— Start Record set —
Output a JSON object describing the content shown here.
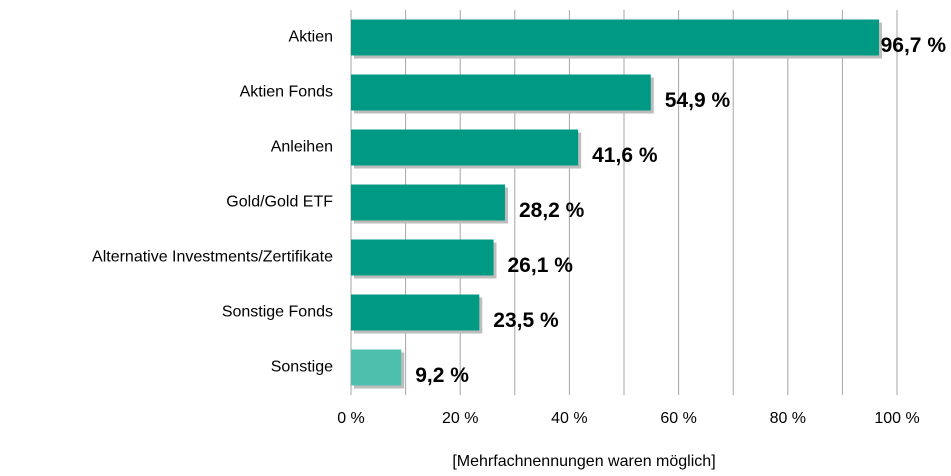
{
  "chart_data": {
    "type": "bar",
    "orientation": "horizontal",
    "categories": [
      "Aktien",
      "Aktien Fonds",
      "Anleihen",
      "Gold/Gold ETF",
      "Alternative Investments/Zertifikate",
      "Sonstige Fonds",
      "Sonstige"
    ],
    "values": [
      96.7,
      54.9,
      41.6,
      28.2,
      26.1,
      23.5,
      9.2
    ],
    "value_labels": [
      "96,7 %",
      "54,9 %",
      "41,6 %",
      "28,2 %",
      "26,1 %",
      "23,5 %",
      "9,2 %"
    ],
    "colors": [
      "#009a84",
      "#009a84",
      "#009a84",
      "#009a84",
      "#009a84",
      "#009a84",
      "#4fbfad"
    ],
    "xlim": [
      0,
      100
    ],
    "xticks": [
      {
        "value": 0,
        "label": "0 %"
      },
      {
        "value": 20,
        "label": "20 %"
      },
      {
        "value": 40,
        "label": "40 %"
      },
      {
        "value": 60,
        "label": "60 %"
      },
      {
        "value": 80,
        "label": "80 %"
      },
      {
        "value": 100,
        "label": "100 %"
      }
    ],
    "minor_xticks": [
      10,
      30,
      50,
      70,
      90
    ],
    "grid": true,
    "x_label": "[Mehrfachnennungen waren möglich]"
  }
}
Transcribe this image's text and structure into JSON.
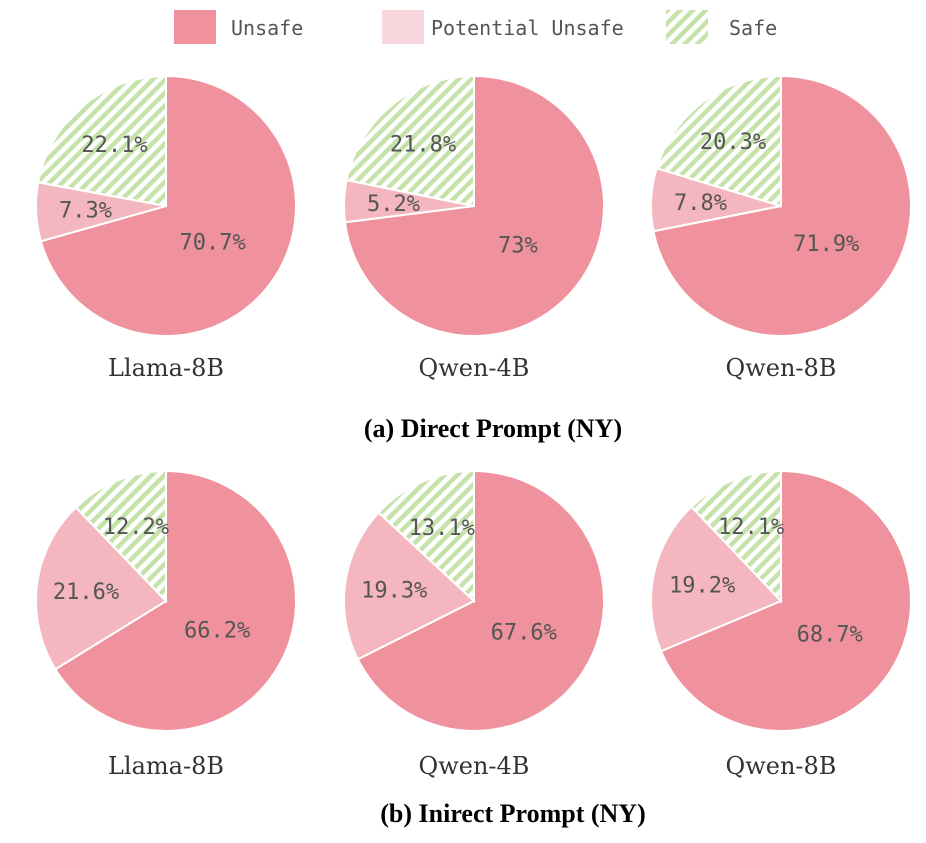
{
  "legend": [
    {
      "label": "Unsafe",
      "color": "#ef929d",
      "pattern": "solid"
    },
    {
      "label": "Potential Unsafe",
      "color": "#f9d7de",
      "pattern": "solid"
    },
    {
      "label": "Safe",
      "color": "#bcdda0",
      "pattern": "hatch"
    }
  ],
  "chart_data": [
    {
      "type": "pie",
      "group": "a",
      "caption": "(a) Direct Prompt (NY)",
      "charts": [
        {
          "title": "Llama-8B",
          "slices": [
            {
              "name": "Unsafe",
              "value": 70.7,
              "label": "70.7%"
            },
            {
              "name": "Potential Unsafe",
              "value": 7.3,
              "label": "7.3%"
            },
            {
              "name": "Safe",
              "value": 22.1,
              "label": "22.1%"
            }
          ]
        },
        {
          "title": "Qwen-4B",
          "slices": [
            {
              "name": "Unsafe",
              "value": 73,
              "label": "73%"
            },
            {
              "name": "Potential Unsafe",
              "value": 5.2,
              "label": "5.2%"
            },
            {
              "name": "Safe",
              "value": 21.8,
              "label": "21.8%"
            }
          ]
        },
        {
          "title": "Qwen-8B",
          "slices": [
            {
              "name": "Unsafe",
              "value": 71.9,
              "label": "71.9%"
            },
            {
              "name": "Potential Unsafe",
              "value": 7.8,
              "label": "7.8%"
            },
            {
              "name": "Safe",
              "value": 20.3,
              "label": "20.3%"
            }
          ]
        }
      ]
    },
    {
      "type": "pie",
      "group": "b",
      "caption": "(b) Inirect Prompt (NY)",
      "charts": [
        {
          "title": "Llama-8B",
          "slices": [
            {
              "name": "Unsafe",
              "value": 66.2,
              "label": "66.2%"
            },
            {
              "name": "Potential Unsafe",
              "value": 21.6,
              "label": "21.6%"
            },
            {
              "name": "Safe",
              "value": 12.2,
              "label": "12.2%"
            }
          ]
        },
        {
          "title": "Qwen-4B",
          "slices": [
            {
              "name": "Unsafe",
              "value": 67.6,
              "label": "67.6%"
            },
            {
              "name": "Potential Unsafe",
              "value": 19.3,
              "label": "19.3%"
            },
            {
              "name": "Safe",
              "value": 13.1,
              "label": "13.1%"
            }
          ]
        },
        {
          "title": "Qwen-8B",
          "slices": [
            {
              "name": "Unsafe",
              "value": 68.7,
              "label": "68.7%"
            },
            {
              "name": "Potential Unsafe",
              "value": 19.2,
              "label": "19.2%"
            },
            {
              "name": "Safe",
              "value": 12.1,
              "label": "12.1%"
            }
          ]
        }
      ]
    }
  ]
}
— End Record set —
— Start Record set —
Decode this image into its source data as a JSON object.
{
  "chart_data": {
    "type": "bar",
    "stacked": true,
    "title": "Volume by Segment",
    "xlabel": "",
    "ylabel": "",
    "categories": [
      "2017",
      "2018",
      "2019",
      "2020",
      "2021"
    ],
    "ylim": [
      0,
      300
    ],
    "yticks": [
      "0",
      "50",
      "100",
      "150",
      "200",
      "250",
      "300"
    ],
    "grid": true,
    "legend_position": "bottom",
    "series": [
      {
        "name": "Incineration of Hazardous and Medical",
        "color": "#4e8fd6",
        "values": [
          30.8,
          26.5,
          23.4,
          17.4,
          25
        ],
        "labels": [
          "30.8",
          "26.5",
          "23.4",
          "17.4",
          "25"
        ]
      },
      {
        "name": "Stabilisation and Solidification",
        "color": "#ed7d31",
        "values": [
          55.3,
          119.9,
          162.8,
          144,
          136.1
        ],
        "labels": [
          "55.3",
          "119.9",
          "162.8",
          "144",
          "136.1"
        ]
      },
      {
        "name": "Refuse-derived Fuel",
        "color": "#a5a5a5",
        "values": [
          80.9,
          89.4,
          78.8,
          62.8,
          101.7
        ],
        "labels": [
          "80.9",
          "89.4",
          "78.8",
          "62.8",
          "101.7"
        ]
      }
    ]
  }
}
— End Record set —
= What to produce =
Every line containing the string "image" must be listed.

= Answer to this problem =
Transcribe this image's text and structure into JSON.
Decode this image into its source data as a JSON object.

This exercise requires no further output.